Data listing:
--------
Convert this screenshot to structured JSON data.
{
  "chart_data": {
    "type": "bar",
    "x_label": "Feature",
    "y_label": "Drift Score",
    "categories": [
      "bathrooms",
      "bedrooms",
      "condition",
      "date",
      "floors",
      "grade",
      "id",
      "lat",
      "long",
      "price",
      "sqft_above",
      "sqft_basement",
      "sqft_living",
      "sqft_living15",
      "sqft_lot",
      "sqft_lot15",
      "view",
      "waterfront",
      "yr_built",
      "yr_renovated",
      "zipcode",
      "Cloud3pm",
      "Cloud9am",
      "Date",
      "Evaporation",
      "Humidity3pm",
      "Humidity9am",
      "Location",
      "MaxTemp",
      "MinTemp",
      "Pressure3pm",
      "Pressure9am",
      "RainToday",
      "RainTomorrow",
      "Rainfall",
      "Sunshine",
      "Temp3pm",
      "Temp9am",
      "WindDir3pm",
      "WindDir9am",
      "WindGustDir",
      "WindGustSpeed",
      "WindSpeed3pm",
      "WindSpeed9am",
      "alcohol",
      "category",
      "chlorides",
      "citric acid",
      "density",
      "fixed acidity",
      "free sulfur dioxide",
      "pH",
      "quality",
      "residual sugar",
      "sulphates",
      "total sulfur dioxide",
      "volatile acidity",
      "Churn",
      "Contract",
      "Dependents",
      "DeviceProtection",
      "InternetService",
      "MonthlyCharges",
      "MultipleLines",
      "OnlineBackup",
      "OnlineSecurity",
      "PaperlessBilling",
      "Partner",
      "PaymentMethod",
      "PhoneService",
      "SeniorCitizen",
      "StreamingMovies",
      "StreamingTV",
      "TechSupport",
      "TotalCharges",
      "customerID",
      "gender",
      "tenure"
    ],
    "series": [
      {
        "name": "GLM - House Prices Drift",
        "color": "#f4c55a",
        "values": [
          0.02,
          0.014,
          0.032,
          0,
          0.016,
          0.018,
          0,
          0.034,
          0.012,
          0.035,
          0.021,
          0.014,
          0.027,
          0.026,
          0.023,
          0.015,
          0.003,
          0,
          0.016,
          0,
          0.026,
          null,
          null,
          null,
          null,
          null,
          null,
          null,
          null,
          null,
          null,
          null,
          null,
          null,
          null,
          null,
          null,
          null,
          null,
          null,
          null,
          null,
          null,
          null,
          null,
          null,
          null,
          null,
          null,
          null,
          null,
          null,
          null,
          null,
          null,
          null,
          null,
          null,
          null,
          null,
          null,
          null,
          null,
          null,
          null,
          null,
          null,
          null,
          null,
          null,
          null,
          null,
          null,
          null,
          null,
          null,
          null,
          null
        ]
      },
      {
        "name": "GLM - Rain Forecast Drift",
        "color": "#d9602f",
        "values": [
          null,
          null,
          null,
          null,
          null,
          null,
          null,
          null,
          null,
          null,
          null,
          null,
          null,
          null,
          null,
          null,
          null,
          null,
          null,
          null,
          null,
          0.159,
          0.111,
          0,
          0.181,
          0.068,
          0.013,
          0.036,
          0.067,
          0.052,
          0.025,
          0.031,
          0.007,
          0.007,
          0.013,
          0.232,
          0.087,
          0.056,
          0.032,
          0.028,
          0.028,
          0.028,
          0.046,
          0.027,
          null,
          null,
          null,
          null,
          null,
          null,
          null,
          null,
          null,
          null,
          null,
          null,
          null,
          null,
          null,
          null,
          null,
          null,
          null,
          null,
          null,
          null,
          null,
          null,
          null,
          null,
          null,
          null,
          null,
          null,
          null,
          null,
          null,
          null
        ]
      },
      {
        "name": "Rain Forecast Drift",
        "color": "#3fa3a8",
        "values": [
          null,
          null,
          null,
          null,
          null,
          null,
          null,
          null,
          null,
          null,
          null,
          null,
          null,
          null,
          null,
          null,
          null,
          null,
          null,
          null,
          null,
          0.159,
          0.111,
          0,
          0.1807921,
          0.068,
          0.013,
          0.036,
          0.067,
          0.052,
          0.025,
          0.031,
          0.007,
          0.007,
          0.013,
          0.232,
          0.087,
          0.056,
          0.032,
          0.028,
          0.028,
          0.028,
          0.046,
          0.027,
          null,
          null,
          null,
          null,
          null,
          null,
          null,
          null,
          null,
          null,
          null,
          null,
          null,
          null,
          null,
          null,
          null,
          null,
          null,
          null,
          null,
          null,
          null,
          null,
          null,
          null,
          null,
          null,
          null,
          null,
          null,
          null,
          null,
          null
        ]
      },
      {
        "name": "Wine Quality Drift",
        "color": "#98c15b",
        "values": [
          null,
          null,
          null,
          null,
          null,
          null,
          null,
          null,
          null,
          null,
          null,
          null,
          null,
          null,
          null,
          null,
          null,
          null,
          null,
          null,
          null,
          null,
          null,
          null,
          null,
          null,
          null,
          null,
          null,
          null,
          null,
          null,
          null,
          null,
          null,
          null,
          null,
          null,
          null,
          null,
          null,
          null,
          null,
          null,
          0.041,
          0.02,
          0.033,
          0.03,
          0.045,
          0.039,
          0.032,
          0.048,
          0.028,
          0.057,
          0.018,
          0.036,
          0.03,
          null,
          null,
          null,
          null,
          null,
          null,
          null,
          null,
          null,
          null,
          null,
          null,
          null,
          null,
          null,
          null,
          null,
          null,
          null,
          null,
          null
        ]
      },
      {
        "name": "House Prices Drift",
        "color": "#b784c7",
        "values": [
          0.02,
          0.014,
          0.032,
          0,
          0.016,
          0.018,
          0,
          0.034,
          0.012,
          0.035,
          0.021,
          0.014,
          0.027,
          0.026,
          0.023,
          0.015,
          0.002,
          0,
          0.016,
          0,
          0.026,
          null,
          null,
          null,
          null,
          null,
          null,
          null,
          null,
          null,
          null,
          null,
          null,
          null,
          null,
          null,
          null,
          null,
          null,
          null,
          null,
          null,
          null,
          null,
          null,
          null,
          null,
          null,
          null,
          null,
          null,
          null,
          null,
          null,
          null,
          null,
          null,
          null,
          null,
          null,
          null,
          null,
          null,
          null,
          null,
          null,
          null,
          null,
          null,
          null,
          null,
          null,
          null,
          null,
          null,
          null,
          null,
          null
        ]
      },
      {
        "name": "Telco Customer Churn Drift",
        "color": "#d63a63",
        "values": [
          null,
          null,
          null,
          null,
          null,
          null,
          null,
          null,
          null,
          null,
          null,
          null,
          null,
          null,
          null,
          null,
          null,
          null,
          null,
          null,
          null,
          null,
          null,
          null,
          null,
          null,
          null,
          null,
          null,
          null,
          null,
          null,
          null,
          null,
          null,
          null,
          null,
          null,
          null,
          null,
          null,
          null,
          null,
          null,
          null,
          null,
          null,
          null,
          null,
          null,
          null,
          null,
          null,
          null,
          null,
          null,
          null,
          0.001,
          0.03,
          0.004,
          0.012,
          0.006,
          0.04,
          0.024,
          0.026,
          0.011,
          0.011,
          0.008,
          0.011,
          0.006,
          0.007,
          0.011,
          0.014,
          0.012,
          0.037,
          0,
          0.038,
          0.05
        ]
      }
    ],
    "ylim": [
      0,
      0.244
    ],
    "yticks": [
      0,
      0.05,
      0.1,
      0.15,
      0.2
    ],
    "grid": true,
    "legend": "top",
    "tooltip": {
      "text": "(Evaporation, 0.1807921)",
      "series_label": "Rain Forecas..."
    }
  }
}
--------
• [WRITTEN REQUEST]: Copy each line of the records containing the string "dioxide".

• [WRITTEN ANSWER]:
      "free sulfur dioxide",
      "total sulfur dioxide",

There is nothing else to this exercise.